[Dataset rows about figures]
——————
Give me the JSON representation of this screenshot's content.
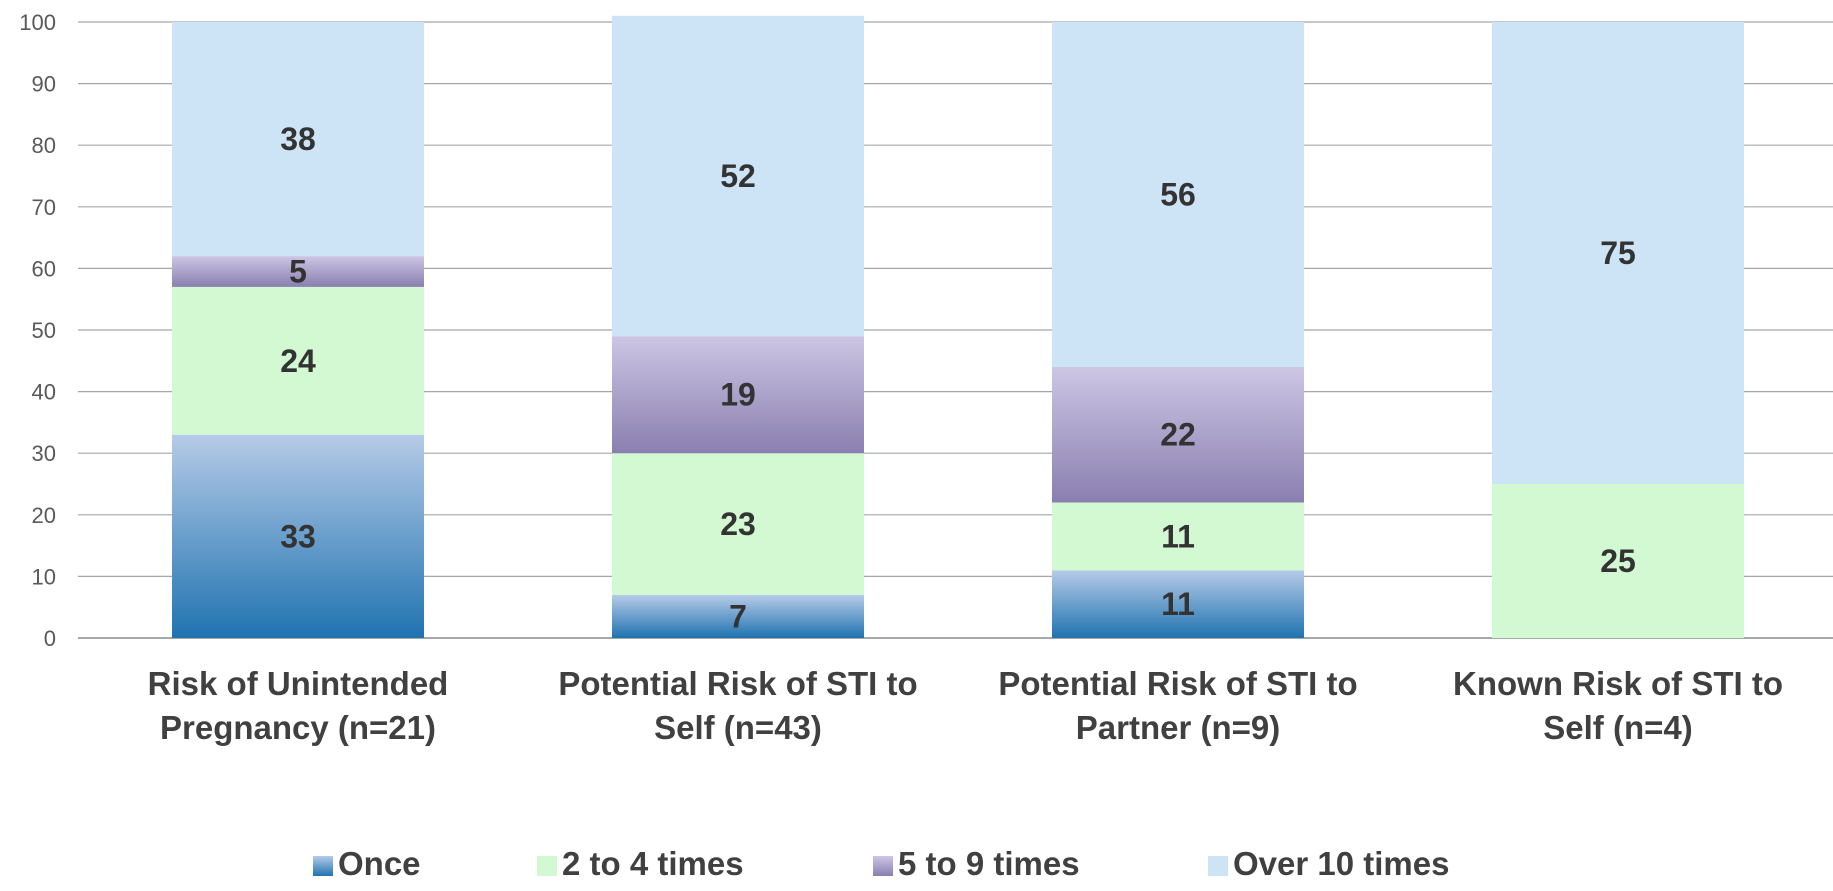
{
  "chart_data": {
    "type": "bar",
    "stacked": true,
    "title": "",
    "xlabel": "",
    "ylabel": "",
    "ylim": [
      0,
      100
    ],
    "yticks": [
      0,
      10,
      20,
      30,
      40,
      50,
      60,
      70,
      80,
      90,
      100
    ],
    "grid": true,
    "legend_position": "bottom",
    "categories": [
      [
        "Risk of Unintended",
        "Pregnancy (n=21)"
      ],
      [
        "Potential Risk of STI to",
        "Self (n=43)"
      ],
      [
        "Potential Risk of STI to",
        "Partner (n=9)"
      ],
      [
        "Known Risk of STI to",
        "Self (n=4)"
      ]
    ],
    "series": [
      {
        "name": "Once",
        "values": [
          33,
          7,
          11,
          0
        ],
        "color": "#1f73b0",
        "color_light": "#b6cbe8"
      },
      {
        "name": "2 to 4 times",
        "values": [
          24,
          23,
          11,
          25
        ],
        "color": "#d2f9d2",
        "color_light": "#d2f9d2"
      },
      {
        "name": "5 to 9 times",
        "values": [
          5,
          19,
          22,
          0
        ],
        "color": "#8a7fb0",
        "color_light": "#cdc6e4"
      },
      {
        "name": "Over 10 times",
        "values": [
          38,
          52,
          56,
          75
        ],
        "color": "#cde3f6",
        "color_light": "#cde3f6"
      }
    ]
  }
}
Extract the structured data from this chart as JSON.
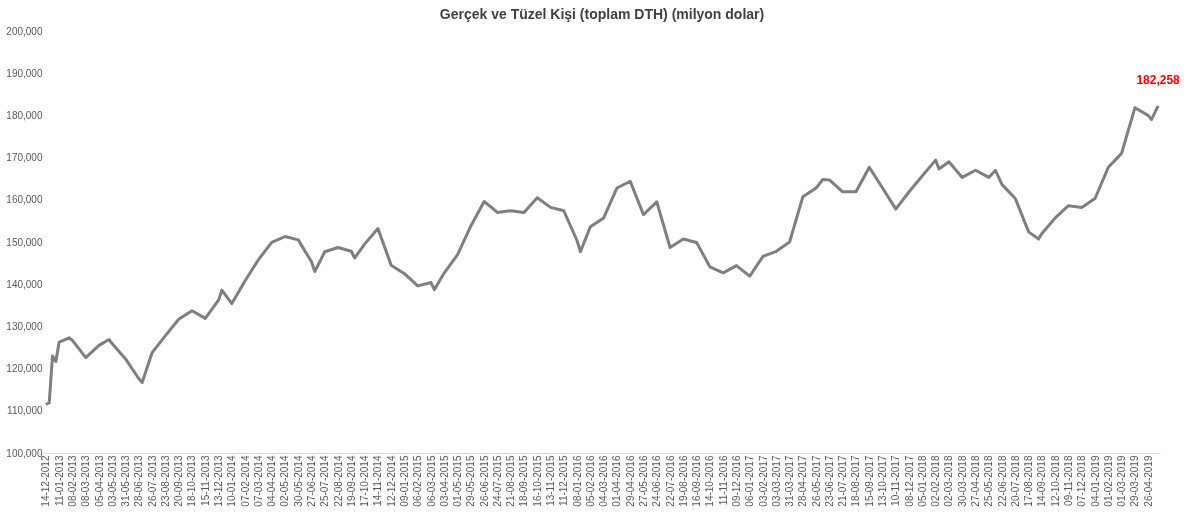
{
  "chart_data": {
    "type": "line",
    "title": "Gerçek ve Tüzel Kişi (toplam DTH) (milyon dolar)",
    "x": [
      "2012-12-14",
      "2012-12-21",
      "2012-12-28",
      "2013-01-04",
      "2013-01-11",
      "2013-02-01",
      "2013-02-08",
      "2013-03-08",
      "2013-04-05",
      "2013-04-26",
      "2013-05-03",
      "2013-05-31",
      "2013-06-28",
      "2013-07-05",
      "2013-07-26",
      "2013-08-23",
      "2013-09-20",
      "2013-10-18",
      "2013-11-15",
      "2013-12-13",
      "2013-12-20",
      "2014-01-10",
      "2014-02-07",
      "2014-03-07",
      "2014-04-04",
      "2014-05-02",
      "2014-05-30",
      "2014-06-27",
      "2014-07-04",
      "2014-07-25",
      "2014-08-22",
      "2014-09-19",
      "2014-09-26",
      "2014-10-17",
      "2014-11-14",
      "2014-12-12",
      "2015-01-09",
      "2015-02-06",
      "2015-03-06",
      "2015-03-13",
      "2015-04-03",
      "2015-05-01",
      "2015-05-29",
      "2015-06-26",
      "2015-07-24",
      "2015-08-21",
      "2015-09-18",
      "2015-10-16",
      "2015-11-13",
      "2015-12-11",
      "2016-01-08",
      "2016-01-15",
      "2016-02-05",
      "2016-03-04",
      "2016-04-01",
      "2016-04-29",
      "2016-05-27",
      "2016-06-24",
      "2016-07-22",
      "2016-08-19",
      "2016-09-16",
      "2016-10-14",
      "2016-11-11",
      "2016-12-09",
      "2017-01-06",
      "2017-02-03",
      "2017-03-03",
      "2017-03-31",
      "2017-04-28",
      "2017-05-26",
      "2017-06-09",
      "2017-06-23",
      "2017-07-21",
      "2017-08-18",
      "2017-09-15",
      "2017-10-13",
      "2017-11-10",
      "2017-12-08",
      "2018-01-05",
      "2018-02-02",
      "2018-02-09",
      "2018-03-02",
      "2018-03-30",
      "2018-04-27",
      "2018-05-25",
      "2018-06-08",
      "2018-06-22",
      "2018-07-20",
      "2018-08-17",
      "2018-09-07",
      "2018-09-14",
      "2018-10-12",
      "2018-11-09",
      "2018-12-07",
      "2019-01-04",
      "2019-02-01",
      "2019-03-01",
      "2019-03-29",
      "2019-04-26",
      "2019-05-03",
      "2019-05-17"
    ],
    "series": [
      {
        "color": "#7f7f7f",
        "values": [
          111500,
          111900,
          123000,
          121700,
          126300,
          127300,
          126700,
          122600,
          125500,
          126900,
          125900,
          122300,
          117600,
          116700,
          123800,
          127800,
          131700,
          133700,
          131900,
          136200,
          138600,
          135400,
          140800,
          145800,
          149900,
          151300,
          150500,
          145300,
          143000,
          147700,
          148700,
          147800,
          146200,
          149500,
          153200,
          144500,
          142500,
          139600,
          140400,
          138700,
          142700,
          147000,
          153800,
          159600,
          157000,
          157400,
          157000,
          160500,
          158200,
          157400,
          150300,
          147700,
          153600,
          155700,
          162800,
          164400,
          156500,
          159500,
          148700,
          150700,
          149900,
          144100,
          142700,
          144400,
          141900,
          146600,
          147800,
          150000,
          160700,
          162800,
          164800,
          164700,
          161900,
          161900,
          167700,
          162800,
          157800,
          161900,
          165700,
          169400,
          167300,
          169000,
          165300,
          167000,
          165300,
          167000,
          163600,
          160300,
          152400,
          150700,
          152000,
          155700,
          158600,
          158200,
          160300,
          167700,
          171000,
          181800,
          180000,
          179000,
          182258
        ]
      }
    ],
    "annotations": [
      {
        "text": "182,258",
        "x": "2019-05-17",
        "y": 182258
      }
    ],
    "ylim": [
      100000,
      200000
    ],
    "yticks": [
      {
        "value": 100000,
        "label": "100,000"
      },
      {
        "value": 110000,
        "label": "110,000"
      },
      {
        "value": 120000,
        "label": "120,000"
      },
      {
        "value": 130000,
        "label": "130,000"
      },
      {
        "value": 140000,
        "label": "140,000"
      },
      {
        "value": 150000,
        "label": "150,000"
      },
      {
        "value": 160000,
        "label": "160,000"
      },
      {
        "value": 170000,
        "label": "170,000"
      },
      {
        "value": 180000,
        "label": "180,000"
      },
      {
        "value": 190000,
        "label": "190,000"
      },
      {
        "value": 200000,
        "label": "200,000"
      }
    ],
    "xlim": [
      "2012-12-10",
      "2019-05-21"
    ],
    "xticks": [
      {
        "value": "2012-12-14",
        "label": "14-12-2012"
      },
      {
        "value": "2013-01-11",
        "label": "11-01-2013"
      },
      {
        "value": "2013-02-08",
        "label": "08-02-2013"
      },
      {
        "value": "2013-03-08",
        "label": "08-03-2013"
      },
      {
        "value": "2013-04-05",
        "label": "05-04-2013"
      },
      {
        "value": "2013-05-03",
        "label": "03-05-2013"
      },
      {
        "value": "2013-05-31",
        "label": "31-05-2013"
      },
      {
        "value": "2013-06-28",
        "label": "28-06-2013"
      },
      {
        "value": "2013-07-26",
        "label": "26-07-2013"
      },
      {
        "value": "2013-08-23",
        "label": "23-08-2013"
      },
      {
        "value": "2013-09-20",
        "label": "20-09-2013"
      },
      {
        "value": "2013-10-18",
        "label": "18-10-2013"
      },
      {
        "value": "2013-11-15",
        "label": "15-11-2013"
      },
      {
        "value": "2013-12-13",
        "label": "13-12-2013"
      },
      {
        "value": "2014-01-10",
        "label": "10-01-2014"
      },
      {
        "value": "2014-02-07",
        "label": "07-02-2014"
      },
      {
        "value": "2014-03-07",
        "label": "07-03-2014"
      },
      {
        "value": "2014-04-04",
        "label": "04-04-2014"
      },
      {
        "value": "2014-05-02",
        "label": "02-05-2014"
      },
      {
        "value": "2014-05-30",
        "label": "30-05-2014"
      },
      {
        "value": "2014-06-27",
        "label": "27-06-2014"
      },
      {
        "value": "2014-07-25",
        "label": "25-07-2014"
      },
      {
        "value": "2014-08-22",
        "label": "22-08-2014"
      },
      {
        "value": "2014-09-19",
        "label": "19-09-2014"
      },
      {
        "value": "2014-10-17",
        "label": "17-10-2014"
      },
      {
        "value": "2014-11-14",
        "label": "14-11-2014"
      },
      {
        "value": "2014-12-12",
        "label": "12-12-2014"
      },
      {
        "value": "2015-01-09",
        "label": "09-01-2015"
      },
      {
        "value": "2015-02-06",
        "label": "06-02-2015"
      },
      {
        "value": "2015-03-06",
        "label": "06-03-2015"
      },
      {
        "value": "2015-04-03",
        "label": "03-04-2015"
      },
      {
        "value": "2015-05-01",
        "label": "01-05-2015"
      },
      {
        "value": "2015-05-29",
        "label": "29-05-2015"
      },
      {
        "value": "2015-06-26",
        "label": "26-06-2015"
      },
      {
        "value": "2015-07-24",
        "label": "24-07-2015"
      },
      {
        "value": "2015-08-21",
        "label": "21-08-2015"
      },
      {
        "value": "2015-09-18",
        "label": "18-09-2015"
      },
      {
        "value": "2015-10-16",
        "label": "16-10-2015"
      },
      {
        "value": "2015-11-13",
        "label": "13-11-2015"
      },
      {
        "value": "2015-12-11",
        "label": "11-12-2015"
      },
      {
        "value": "2016-01-08",
        "label": "08-01-2016"
      },
      {
        "value": "2016-02-05",
        "label": "05-02-2016"
      },
      {
        "value": "2016-03-04",
        "label": "04-03-2016"
      },
      {
        "value": "2016-04-01",
        "label": "01-04-2016"
      },
      {
        "value": "2016-04-29",
        "label": "29-04-2016"
      },
      {
        "value": "2016-05-27",
        "label": "27-05-2016"
      },
      {
        "value": "2016-06-24",
        "label": "24-06-2016"
      },
      {
        "value": "2016-07-22",
        "label": "22-07-2016"
      },
      {
        "value": "2016-08-19",
        "label": "19-08-2016"
      },
      {
        "value": "2016-09-16",
        "label": "16-09-2016"
      },
      {
        "value": "2016-10-14",
        "label": "14-10-2016"
      },
      {
        "value": "2016-11-11",
        "label": "11-11-2016"
      },
      {
        "value": "2016-12-09",
        "label": "09-12-2016"
      },
      {
        "value": "2017-01-06",
        "label": "06-01-2017"
      },
      {
        "value": "2017-02-03",
        "label": "03-02-2017"
      },
      {
        "value": "2017-03-03",
        "label": "03-03-2017"
      },
      {
        "value": "2017-03-31",
        "label": "31-03-2017"
      },
      {
        "value": "2017-04-28",
        "label": "28-04-2017"
      },
      {
        "value": "2017-05-26",
        "label": "26-05-2017"
      },
      {
        "value": "2017-06-23",
        "label": "23-06-2017"
      },
      {
        "value": "2017-07-21",
        "label": "21-07-2017"
      },
      {
        "value": "2017-08-18",
        "label": "18-08-2017"
      },
      {
        "value": "2017-09-15",
        "label": "15-09-2017"
      },
      {
        "value": "2017-10-13",
        "label": "13-10-2017"
      },
      {
        "value": "2017-11-10",
        "label": "10-11-2017"
      },
      {
        "value": "2017-12-08",
        "label": "08-12-2017"
      },
      {
        "value": "2018-01-05",
        "label": "05-01-2018"
      },
      {
        "value": "2018-02-02",
        "label": "02-02-2018"
      },
      {
        "value": "2018-03-02",
        "label": "02-03-2018"
      },
      {
        "value": "2018-03-30",
        "label": "30-03-2018"
      },
      {
        "value": "2018-04-27",
        "label": "27-04-2018"
      },
      {
        "value": "2018-05-25",
        "label": "25-05-2018"
      },
      {
        "value": "2018-06-22",
        "label": "22-06-2018"
      },
      {
        "value": "2018-07-20",
        "label": "20-07-2018"
      },
      {
        "value": "2018-08-17",
        "label": "17-08-2018"
      },
      {
        "value": "2018-09-14",
        "label": "14-09-2018"
      },
      {
        "value": "2018-10-12",
        "label": "12-10-2018"
      },
      {
        "value": "2018-11-09",
        "label": "09-11-2018"
      },
      {
        "value": "2018-12-07",
        "label": "07-12-2018"
      },
      {
        "value": "2019-01-04",
        "label": "04-01-2019"
      },
      {
        "value": "2019-02-01",
        "label": "01-02-2019"
      },
      {
        "value": "2019-03-01",
        "label": "01-03-2019"
      },
      {
        "value": "2019-03-29",
        "label": "29-03-2019"
      },
      {
        "value": "2019-04-26",
        "label": "26-04-2019"
      }
    ],
    "grid": false,
    "legend": false,
    "marker": "none",
    "line_style": "solid"
  }
}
——————
WRITTEN EXERCISE:
Your answer should be a single number: the count of lines containing the word "times".

COMPLETED EXERCISE:
3